## Task objective
Find and return each line containing "Claustrophobia".

## Given records

********************

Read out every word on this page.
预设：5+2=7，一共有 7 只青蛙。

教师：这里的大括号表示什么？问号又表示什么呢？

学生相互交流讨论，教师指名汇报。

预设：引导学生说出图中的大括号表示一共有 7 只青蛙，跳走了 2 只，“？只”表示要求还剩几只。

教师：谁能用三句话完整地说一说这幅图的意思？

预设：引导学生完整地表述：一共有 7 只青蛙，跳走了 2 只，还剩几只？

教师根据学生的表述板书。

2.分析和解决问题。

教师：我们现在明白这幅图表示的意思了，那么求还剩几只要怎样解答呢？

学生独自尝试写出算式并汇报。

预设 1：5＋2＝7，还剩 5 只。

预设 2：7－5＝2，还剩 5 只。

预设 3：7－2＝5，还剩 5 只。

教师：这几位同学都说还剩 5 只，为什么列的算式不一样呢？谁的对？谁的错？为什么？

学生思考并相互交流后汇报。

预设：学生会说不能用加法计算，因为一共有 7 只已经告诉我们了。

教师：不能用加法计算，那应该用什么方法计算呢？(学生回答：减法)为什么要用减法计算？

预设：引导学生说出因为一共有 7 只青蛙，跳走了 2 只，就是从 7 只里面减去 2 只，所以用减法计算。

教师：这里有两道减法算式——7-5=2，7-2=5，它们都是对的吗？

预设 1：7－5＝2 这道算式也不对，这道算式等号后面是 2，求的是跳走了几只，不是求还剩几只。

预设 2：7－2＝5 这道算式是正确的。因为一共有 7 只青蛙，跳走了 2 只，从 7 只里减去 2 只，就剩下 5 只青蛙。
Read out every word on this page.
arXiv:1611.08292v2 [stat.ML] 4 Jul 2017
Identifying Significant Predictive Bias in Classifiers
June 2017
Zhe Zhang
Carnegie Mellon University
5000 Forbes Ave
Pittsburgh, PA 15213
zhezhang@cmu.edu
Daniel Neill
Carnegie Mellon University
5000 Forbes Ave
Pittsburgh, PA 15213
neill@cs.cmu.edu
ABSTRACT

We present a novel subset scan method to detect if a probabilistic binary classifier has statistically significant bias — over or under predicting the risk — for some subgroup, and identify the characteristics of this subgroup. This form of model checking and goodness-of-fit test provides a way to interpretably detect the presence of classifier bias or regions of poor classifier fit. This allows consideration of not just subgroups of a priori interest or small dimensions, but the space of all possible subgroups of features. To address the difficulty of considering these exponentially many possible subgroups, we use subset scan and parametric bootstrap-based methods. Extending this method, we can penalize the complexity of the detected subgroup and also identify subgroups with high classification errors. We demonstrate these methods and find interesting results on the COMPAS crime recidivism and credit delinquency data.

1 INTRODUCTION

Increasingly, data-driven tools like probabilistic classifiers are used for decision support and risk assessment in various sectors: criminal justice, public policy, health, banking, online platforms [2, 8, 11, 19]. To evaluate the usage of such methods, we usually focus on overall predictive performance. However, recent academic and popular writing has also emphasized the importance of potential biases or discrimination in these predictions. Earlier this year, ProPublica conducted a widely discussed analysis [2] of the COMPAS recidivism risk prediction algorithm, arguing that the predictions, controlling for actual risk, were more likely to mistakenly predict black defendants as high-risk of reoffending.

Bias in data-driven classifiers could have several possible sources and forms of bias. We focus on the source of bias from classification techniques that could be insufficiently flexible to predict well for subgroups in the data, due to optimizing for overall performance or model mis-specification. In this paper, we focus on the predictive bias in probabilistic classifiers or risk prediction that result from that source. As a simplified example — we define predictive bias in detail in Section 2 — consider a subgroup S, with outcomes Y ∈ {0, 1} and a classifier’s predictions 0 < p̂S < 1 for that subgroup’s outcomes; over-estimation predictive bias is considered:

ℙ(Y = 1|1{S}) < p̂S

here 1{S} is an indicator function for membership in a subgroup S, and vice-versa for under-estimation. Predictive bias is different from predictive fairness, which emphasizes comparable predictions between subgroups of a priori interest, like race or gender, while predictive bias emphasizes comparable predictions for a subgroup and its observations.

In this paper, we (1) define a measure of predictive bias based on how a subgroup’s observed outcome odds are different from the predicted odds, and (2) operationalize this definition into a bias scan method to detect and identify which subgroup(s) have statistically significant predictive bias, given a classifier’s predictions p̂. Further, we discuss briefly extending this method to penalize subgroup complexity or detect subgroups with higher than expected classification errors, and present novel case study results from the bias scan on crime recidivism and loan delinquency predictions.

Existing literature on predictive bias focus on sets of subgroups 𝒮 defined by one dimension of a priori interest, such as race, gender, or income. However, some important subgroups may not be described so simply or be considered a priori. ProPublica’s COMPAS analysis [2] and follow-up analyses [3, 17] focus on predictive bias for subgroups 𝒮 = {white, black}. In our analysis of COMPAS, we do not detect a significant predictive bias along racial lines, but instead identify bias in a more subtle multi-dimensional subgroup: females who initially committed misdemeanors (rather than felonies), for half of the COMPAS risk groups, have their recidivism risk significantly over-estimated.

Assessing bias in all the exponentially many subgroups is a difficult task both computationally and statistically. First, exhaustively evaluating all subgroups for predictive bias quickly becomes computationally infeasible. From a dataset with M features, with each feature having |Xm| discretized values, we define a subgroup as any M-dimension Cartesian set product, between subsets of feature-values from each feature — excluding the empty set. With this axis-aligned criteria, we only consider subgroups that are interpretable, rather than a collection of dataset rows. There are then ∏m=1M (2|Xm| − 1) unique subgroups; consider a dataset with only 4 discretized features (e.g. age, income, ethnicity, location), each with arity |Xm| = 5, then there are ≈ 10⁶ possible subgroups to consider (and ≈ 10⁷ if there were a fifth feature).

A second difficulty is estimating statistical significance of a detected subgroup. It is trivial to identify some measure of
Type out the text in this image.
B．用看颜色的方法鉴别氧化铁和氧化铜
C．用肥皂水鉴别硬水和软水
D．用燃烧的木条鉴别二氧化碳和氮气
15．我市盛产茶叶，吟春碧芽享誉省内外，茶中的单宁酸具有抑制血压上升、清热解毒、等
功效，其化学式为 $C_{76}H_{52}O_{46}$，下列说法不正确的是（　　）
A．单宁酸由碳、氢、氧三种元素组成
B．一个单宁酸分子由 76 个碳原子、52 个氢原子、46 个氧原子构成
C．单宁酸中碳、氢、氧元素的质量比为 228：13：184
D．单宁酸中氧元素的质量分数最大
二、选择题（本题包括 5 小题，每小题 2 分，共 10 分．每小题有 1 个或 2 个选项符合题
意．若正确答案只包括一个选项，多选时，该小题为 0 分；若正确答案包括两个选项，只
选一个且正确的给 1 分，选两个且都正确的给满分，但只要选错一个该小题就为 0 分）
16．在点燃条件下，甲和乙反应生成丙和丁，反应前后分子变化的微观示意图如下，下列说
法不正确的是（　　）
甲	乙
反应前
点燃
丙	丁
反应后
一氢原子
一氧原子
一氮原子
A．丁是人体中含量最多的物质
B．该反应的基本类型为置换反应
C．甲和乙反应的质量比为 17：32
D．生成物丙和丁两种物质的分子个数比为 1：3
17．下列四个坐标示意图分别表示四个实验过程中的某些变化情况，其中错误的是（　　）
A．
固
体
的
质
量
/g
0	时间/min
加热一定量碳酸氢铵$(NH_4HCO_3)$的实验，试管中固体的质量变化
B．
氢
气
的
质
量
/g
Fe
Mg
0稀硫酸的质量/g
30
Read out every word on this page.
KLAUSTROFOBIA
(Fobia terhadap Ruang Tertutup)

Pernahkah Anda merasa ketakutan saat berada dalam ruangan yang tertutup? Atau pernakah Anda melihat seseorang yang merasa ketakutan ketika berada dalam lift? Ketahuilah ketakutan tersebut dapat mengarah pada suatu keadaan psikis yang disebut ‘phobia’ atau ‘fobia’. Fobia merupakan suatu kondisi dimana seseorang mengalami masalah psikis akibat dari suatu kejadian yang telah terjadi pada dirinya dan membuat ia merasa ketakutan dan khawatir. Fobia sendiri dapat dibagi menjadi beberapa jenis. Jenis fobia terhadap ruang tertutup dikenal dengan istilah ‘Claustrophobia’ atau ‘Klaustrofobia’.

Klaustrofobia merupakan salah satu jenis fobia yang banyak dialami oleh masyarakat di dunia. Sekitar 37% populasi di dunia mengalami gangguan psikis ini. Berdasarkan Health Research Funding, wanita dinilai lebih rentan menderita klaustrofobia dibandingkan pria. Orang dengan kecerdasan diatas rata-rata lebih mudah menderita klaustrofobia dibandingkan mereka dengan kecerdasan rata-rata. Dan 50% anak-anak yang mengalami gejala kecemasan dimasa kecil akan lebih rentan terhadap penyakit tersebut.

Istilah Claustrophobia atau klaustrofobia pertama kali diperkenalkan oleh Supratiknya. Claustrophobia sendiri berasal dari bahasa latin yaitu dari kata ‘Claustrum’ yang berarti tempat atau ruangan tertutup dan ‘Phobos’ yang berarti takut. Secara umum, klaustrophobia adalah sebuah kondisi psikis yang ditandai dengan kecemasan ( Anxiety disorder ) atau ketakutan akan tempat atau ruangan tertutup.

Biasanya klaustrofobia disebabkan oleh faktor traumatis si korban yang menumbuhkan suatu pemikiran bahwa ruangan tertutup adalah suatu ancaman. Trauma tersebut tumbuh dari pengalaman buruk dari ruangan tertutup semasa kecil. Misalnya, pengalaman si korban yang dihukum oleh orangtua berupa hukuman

********************

## Solution for this problem
Pernahkah Anda merasa ketakutan saat berada dalam ruangan yang tertutup? Atau pernakah Anda melihat seseorang yang merasa ketakutan ketika berada dalam lift? Ketahuilah ketakutan tersebut dapat mengarah pada suatu keadaan psikis yang disebut ‘phobia’ atau ‘fobia’. Fobia merupakan suatu kondisi dimana seseorang mengalami masalah psikis akibat dari suatu kejadian yang telah terjadi pada dirinya dan membuat ia merasa ketakutan dan khawatir. Fobia sendiri dapat dibagi menjadi beberapa jenis. Jenis fobia terhadap ruang tertutup dikenal dengan istilah ‘Claustrophobia’ atau ‘Klaustrofobia’.
Istilah Claustrophobia atau klaustrofobia pertama kali diperkenalkan oleh Supratiknya. Claustrophobia sendiri berasal dari bahasa latin yaitu dari kata ‘Claustrum’ yang berarti tempat atau ruangan tertutup dan ‘Phobos’ yang berarti takut. Secara umum, klaustrophobia adalah sebuah kondisi psikis yang ditandai dengan kecemasan ( Anxiety disorder ) atau ketakutan akan tempat atau ruangan tertutup.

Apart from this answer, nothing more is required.